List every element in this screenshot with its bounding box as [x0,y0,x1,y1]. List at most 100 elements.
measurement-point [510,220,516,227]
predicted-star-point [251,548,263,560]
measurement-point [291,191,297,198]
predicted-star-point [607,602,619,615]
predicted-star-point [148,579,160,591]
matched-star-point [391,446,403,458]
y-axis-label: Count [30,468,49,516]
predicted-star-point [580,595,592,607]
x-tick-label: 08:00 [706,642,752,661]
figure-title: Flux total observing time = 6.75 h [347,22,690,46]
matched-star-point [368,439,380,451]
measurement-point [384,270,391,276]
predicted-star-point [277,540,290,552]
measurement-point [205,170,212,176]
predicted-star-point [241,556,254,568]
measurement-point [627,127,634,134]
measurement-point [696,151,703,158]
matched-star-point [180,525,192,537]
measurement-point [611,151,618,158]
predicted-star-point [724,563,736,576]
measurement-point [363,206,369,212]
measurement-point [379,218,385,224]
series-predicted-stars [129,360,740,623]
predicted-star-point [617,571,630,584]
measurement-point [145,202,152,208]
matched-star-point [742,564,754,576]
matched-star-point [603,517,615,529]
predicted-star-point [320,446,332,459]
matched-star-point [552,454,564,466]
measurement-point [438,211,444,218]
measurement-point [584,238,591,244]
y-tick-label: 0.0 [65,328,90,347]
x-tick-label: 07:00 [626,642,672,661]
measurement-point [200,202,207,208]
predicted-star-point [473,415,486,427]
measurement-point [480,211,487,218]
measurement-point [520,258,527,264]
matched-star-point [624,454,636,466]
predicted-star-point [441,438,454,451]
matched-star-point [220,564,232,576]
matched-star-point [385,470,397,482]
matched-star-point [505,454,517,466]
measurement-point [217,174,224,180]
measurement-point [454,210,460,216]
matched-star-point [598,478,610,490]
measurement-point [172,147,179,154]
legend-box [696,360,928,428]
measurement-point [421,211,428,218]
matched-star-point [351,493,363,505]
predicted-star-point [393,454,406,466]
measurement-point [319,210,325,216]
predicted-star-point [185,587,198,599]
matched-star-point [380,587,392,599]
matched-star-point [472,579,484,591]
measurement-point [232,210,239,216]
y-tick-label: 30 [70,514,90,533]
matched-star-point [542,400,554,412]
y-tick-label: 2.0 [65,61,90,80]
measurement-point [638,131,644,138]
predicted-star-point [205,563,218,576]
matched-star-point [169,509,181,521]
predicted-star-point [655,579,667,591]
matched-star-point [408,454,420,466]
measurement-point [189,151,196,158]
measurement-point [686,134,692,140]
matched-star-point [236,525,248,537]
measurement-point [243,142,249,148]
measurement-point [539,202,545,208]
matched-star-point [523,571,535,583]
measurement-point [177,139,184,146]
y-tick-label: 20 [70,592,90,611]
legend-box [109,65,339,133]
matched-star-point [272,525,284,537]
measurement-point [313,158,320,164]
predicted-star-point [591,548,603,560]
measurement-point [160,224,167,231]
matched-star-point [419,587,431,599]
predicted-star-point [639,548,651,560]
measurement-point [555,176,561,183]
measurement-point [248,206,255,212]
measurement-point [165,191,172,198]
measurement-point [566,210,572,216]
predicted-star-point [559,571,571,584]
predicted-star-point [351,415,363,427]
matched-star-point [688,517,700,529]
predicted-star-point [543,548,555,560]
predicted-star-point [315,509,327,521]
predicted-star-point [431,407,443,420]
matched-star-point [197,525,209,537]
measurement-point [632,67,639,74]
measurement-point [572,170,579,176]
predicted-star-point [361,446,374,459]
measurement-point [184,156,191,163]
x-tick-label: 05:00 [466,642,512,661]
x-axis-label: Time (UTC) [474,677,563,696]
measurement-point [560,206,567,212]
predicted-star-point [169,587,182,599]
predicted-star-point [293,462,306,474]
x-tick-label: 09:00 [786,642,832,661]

────────────────────────────────────────

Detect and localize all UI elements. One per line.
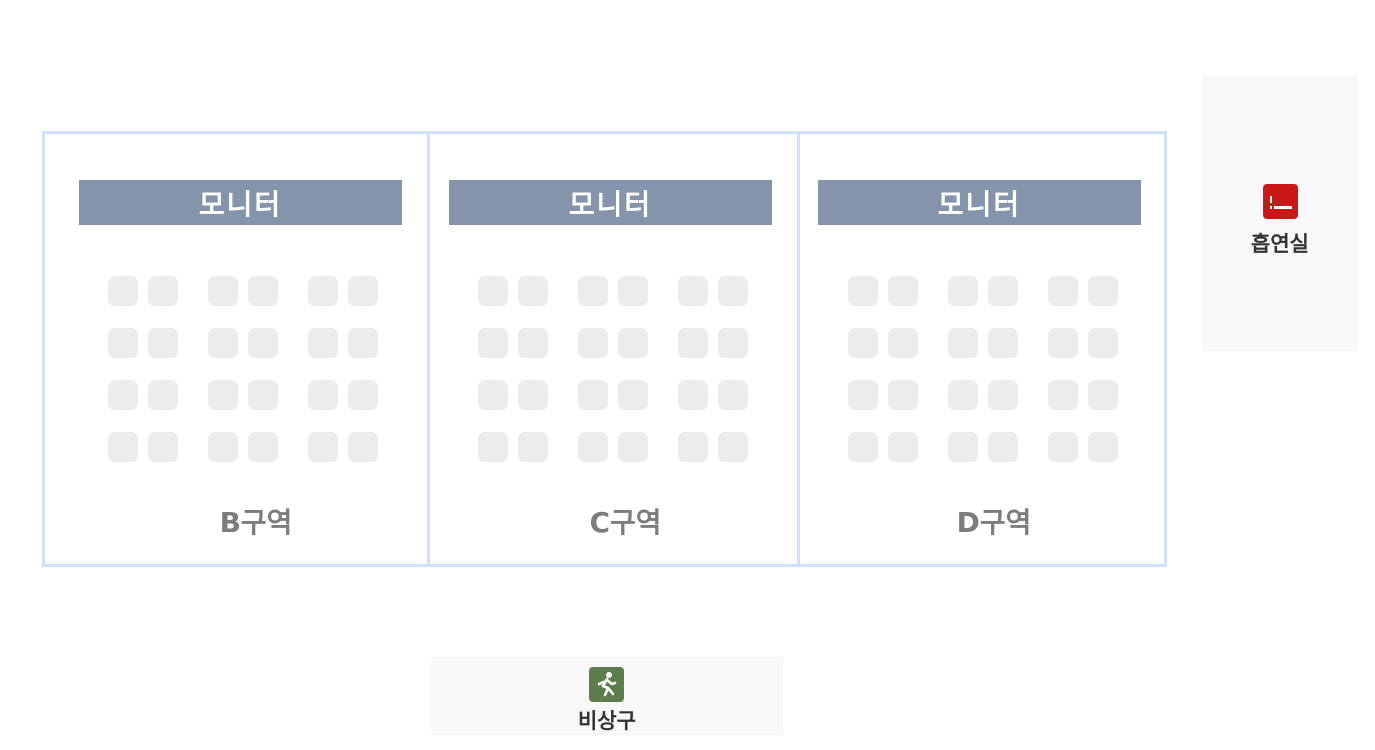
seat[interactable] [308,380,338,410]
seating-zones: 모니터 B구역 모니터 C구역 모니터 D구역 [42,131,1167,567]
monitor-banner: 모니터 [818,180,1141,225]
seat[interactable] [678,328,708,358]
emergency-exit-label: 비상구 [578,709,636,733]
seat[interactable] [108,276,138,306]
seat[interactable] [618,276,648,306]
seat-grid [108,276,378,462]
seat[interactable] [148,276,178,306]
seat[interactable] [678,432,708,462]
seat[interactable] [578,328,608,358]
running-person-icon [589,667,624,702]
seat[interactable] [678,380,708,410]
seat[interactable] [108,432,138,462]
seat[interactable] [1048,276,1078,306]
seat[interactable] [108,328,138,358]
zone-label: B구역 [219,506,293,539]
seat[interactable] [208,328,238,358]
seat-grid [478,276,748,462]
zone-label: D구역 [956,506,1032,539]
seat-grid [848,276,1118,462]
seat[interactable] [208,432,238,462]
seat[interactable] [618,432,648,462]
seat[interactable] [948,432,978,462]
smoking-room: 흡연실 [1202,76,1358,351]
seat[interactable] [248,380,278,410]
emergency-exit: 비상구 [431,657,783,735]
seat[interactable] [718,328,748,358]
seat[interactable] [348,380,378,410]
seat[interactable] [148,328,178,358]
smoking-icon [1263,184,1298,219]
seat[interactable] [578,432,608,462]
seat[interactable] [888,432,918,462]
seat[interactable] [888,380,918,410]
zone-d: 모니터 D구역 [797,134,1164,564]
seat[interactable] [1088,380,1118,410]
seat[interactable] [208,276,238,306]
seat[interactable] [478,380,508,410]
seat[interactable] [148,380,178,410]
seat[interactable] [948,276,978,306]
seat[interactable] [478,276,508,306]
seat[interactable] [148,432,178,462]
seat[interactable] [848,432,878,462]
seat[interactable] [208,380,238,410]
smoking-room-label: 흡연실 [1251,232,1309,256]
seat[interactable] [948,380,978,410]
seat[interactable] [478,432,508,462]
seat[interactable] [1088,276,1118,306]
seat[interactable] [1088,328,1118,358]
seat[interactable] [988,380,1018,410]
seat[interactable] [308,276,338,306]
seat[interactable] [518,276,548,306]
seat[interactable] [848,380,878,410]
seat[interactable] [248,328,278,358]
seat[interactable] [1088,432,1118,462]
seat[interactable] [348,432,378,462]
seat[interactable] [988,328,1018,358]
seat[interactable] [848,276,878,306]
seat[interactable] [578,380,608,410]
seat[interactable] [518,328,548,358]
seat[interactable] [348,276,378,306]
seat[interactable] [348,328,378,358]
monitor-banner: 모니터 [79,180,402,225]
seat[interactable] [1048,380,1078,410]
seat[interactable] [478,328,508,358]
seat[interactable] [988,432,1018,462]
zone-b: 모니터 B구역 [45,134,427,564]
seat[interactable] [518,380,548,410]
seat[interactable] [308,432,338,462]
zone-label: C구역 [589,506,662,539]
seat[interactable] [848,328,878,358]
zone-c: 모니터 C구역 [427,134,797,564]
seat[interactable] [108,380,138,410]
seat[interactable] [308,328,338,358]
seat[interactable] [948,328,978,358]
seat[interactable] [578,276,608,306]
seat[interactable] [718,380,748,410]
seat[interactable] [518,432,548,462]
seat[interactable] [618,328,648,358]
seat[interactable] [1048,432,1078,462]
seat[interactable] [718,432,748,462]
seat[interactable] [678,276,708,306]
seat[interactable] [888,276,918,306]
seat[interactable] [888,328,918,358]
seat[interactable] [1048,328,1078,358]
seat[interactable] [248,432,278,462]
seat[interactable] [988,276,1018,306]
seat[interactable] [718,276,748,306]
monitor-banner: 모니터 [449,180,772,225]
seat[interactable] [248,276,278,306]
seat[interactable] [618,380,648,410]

────────────────────────────────────────

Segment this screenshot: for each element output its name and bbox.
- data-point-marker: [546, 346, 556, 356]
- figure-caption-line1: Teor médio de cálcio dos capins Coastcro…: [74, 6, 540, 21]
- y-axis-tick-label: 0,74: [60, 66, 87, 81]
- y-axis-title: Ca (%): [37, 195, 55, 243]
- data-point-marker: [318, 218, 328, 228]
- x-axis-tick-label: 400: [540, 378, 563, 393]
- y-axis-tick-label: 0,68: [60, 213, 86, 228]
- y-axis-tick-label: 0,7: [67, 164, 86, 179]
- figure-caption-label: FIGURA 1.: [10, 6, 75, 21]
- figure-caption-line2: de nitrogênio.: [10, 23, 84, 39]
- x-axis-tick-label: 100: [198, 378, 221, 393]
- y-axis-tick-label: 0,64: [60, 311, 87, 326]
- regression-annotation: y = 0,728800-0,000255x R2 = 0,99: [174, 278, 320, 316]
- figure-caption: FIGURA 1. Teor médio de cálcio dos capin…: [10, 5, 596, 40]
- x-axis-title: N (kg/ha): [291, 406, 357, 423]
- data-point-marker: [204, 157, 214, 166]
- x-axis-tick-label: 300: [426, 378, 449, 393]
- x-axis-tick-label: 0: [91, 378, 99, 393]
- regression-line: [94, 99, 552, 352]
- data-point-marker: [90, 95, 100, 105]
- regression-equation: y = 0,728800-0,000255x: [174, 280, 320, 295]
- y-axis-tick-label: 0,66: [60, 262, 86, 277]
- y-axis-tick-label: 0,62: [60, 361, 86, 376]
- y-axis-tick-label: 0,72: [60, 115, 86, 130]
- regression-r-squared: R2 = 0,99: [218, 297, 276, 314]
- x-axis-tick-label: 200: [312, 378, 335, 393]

────────────────────────────────────────

**Problem requirements:**
Extract the entries between the line holding "Segment this screenshot: for" and the line holding "- x-axis-tick-label: 300: [426, 378, 449, 393]", inclusive, and reproduce them verbatim.

**Response to the task:**
Segment this screenshot: for each element output its name and bbox.
- data-point-marker: [546, 346, 556, 356]
- figure-caption-line1: Teor médio de cálcio dos capins Coastcro…: [74, 6, 540, 21]
- y-axis-tick-label: 0,74: [60, 66, 87, 81]
- y-axis-title: Ca (%): [37, 195, 55, 243]
- data-point-marker: [318, 218, 328, 228]
- x-axis-tick-label: 400: [540, 378, 563, 393]
- y-axis-tick-label: 0,68: [60, 213, 86, 228]
- y-axis-tick-label: 0,7: [67, 164, 86, 179]
- figure-caption-label: FIGURA 1.: [10, 6, 75, 21]
- figure-caption-line2: de nitrogênio.: [10, 23, 84, 39]
- x-axis-tick-label: 100: [198, 378, 221, 393]
- y-axis-tick-label: 0,64: [60, 311, 87, 326]
- regression-annotation: y = 0,728800-0,000255x R2 = 0,99: [174, 278, 320, 316]
- figure-caption: FIGURA 1. Teor médio de cálcio dos capin…: [10, 5, 596, 40]
- x-axis-title: N (kg/ha): [291, 406, 357, 423]
- data-point-marker: [204, 157, 214, 166]
- x-axis-tick-label: 300: [426, 378, 449, 393]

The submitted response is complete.